Task directions.
In the material below, repeat only the lines from the one that holds "Give me a plain-text" through the final line, exactly as they stand.

Dataset entries.
# # # #

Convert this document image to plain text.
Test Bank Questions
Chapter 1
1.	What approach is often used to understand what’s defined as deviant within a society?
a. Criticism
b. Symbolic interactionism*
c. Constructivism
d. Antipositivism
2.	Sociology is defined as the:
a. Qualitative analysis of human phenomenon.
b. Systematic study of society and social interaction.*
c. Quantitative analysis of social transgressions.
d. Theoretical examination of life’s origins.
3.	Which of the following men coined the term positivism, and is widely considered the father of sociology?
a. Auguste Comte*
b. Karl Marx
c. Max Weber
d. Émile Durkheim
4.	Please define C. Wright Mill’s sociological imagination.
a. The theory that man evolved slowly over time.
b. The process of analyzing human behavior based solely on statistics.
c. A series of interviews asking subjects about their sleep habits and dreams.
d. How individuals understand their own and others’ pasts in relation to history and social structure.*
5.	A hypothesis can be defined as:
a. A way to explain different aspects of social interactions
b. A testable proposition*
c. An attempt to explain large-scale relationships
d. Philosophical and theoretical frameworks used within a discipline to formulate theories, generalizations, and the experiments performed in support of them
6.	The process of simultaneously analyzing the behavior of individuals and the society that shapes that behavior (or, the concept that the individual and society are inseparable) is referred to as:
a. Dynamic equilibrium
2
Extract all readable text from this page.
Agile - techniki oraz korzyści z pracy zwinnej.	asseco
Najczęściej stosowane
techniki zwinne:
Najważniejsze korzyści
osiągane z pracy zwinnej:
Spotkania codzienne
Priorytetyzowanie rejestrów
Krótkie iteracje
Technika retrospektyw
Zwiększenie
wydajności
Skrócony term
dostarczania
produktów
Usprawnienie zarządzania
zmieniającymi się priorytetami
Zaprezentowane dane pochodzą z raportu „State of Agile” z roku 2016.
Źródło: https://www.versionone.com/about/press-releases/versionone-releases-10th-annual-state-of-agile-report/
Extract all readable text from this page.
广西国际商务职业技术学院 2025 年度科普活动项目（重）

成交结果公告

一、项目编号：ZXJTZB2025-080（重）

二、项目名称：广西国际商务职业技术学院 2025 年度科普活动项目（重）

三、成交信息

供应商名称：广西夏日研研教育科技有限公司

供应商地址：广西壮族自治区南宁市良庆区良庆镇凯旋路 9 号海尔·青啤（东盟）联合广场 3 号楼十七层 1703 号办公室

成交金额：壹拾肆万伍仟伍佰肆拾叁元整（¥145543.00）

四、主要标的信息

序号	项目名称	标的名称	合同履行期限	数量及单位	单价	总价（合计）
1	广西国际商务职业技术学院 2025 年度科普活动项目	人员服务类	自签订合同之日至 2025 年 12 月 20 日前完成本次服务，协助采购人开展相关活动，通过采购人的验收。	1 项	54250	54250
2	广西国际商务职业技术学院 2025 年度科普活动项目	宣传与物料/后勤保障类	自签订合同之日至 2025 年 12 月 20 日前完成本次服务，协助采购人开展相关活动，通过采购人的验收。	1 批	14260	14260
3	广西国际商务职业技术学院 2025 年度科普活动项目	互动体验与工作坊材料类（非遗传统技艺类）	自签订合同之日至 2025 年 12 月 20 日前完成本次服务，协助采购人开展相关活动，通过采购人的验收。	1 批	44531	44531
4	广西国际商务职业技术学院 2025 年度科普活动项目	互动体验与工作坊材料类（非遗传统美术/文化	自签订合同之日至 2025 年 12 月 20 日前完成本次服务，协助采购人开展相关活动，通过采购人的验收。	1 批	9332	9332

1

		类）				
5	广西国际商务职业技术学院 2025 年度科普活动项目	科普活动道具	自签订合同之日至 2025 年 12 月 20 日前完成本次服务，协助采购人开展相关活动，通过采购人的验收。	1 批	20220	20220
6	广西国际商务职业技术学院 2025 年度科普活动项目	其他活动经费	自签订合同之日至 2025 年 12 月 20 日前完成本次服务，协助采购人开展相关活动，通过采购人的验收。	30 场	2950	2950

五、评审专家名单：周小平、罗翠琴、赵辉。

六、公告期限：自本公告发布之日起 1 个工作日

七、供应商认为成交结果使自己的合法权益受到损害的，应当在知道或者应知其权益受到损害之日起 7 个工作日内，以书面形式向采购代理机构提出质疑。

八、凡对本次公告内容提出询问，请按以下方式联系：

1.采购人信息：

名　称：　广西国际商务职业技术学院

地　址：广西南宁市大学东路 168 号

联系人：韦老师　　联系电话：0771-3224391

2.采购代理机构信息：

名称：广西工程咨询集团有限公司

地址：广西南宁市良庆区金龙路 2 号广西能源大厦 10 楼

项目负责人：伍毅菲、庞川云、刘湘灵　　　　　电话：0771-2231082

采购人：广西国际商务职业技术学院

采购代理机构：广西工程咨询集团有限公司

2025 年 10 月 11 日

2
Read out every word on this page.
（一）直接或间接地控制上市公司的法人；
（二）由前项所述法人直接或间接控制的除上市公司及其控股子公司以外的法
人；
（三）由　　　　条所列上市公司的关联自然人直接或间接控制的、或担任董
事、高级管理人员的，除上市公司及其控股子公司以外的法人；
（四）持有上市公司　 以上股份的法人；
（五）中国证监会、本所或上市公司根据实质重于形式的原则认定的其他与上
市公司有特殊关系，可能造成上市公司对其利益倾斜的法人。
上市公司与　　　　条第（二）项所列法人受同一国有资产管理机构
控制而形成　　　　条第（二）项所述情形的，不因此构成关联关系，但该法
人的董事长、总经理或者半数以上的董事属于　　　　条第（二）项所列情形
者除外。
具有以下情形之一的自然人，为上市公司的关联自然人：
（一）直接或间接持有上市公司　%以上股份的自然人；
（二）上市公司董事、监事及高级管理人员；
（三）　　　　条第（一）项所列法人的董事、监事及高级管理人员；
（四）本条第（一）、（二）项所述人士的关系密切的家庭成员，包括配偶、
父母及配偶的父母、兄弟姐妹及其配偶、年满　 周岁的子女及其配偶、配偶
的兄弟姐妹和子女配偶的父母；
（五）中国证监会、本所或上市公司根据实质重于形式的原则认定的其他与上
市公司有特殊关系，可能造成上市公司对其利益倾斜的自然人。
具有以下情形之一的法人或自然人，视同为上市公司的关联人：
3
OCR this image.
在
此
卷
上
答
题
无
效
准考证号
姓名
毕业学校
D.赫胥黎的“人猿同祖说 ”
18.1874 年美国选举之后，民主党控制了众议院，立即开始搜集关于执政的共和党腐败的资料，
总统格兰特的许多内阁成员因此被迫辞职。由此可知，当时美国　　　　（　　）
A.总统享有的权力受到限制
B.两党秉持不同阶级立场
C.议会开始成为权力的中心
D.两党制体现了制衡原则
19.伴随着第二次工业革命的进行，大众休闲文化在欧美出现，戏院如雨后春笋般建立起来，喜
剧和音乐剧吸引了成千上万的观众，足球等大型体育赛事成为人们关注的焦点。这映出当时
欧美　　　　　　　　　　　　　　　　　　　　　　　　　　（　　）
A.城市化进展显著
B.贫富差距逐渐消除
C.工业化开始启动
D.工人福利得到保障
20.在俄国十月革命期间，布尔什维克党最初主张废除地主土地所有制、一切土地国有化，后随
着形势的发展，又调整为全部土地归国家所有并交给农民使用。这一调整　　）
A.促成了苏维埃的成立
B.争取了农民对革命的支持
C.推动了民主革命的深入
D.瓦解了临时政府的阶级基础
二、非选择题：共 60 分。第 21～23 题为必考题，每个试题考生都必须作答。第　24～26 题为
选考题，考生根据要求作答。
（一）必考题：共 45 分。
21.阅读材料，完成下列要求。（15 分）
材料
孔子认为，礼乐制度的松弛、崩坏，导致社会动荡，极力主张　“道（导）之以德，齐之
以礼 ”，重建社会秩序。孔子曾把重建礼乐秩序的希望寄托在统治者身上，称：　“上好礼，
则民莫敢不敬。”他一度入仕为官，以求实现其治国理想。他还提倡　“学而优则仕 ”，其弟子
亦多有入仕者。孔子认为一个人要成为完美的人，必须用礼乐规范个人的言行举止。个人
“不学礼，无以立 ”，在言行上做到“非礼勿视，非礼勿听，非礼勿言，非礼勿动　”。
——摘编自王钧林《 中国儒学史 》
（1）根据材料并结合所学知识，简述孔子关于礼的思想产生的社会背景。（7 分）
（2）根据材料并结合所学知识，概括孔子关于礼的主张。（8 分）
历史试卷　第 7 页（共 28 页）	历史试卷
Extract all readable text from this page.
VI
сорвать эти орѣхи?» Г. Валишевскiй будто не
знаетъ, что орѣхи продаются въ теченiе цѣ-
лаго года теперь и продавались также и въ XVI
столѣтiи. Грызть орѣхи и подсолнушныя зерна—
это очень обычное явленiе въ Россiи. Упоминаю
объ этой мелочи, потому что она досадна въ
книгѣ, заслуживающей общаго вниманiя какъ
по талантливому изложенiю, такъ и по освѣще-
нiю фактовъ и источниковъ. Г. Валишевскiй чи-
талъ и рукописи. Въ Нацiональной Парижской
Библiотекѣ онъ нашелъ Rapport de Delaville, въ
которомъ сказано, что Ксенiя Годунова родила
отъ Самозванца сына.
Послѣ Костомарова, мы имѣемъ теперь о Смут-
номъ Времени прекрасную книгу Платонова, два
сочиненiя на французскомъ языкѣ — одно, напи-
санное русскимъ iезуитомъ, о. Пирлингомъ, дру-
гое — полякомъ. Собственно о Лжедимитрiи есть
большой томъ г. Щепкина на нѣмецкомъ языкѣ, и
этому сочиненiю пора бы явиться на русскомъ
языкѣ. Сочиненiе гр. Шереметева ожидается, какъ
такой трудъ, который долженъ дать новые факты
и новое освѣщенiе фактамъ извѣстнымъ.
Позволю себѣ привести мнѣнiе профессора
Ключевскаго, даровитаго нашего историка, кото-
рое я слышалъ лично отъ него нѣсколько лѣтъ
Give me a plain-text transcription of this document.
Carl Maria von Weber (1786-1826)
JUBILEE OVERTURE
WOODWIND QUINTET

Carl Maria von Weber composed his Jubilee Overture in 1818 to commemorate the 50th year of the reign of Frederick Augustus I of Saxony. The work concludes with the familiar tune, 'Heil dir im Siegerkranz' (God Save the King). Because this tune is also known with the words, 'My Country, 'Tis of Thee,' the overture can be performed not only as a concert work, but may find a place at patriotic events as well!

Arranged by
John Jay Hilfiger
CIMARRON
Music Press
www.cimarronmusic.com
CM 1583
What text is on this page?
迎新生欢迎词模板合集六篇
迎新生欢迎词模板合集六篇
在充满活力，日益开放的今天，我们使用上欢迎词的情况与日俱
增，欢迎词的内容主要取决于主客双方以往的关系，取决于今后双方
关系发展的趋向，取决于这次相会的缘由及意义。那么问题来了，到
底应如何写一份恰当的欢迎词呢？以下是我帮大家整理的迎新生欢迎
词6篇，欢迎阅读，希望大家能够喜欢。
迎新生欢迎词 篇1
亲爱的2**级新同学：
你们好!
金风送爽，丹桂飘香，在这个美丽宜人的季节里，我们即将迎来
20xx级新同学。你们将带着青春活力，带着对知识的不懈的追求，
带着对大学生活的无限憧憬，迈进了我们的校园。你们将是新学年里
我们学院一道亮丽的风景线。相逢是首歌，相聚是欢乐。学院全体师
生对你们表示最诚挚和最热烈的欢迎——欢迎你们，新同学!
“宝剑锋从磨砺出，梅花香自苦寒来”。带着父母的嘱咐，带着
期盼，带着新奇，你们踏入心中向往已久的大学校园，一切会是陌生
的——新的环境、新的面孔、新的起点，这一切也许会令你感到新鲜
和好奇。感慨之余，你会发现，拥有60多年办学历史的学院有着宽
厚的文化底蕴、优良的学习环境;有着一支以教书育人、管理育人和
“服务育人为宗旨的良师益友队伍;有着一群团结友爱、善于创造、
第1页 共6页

# # # #

Correct output.
Give me a plain-text transcription of this document.
Carl Maria von Weber (1786-1826)
JUBILEE OVERTURE
WOODWIND QUINTET

Carl Maria von Weber composed his Jubilee Overture in 1818 to commemorate the 50th year of the reign of Frederick Augustus I of Saxony. The work concludes with the familiar tune, 'Heil dir im Siegerkranz' (God Save the King). Because this tune is also known with the words, 'My Country, 'Tis of Thee,' the overture can be performed not only as a concert work, but may find a place at patriotic events as well!

Arranged by
John Jay Hilfiger
CIMARRON
Music Press
www.cimarronmusic.com
CM 1583
What text is on this page?
迎新生欢迎词模板合集六篇
迎新生欢迎词模板合集六篇
在充满活力，日益开放的今天，我们使用上欢迎词的情况与日俱
增，欢迎词的内容主要取决于主客双方以往的关系，取决于今后双方
关系发展的趋向，取决于这次相会的缘由及意义。那么问题来了，到
底应如何写一份恰当的欢迎词呢？以下是我帮大家整理的迎新生欢迎
词6篇，欢迎阅读，希望大家能够喜欢。
迎新生欢迎词 篇1
亲爱的2**级新同学：
你们好!
金风送爽，丹桂飘香，在这个美丽宜人的季节里，我们即将迎来
20xx级新同学。你们将带着青春活力，带着对知识的不懈的追求，
带着对大学生活的无限憧憬，迈进了我们的校园。你们将是新学年里
我们学院一道亮丽的风景线。相逢是首歌，相聚是欢乐。学院全体师
生对你们表示最诚挚和最热烈的欢迎——欢迎你们，新同学!
“宝剑锋从磨砺出，梅花香自苦寒来”。带着父母的嘱咐，带着
期盼，带着新奇，你们踏入心中向往已久的大学校园，一切会是陌生
的——新的环境、新的面孔、新的起点，这一切也许会令你感到新鲜
和好奇。感慨之余，你会发现，拥有60多年办学历史的学院有着宽
厚的文化底蕴、优良的学习环境;有着一支以教书育人、管理育人和
“服务育人为宗旨的良师益友队伍;有着一群团结友爱、善于创造、
第1页 共6页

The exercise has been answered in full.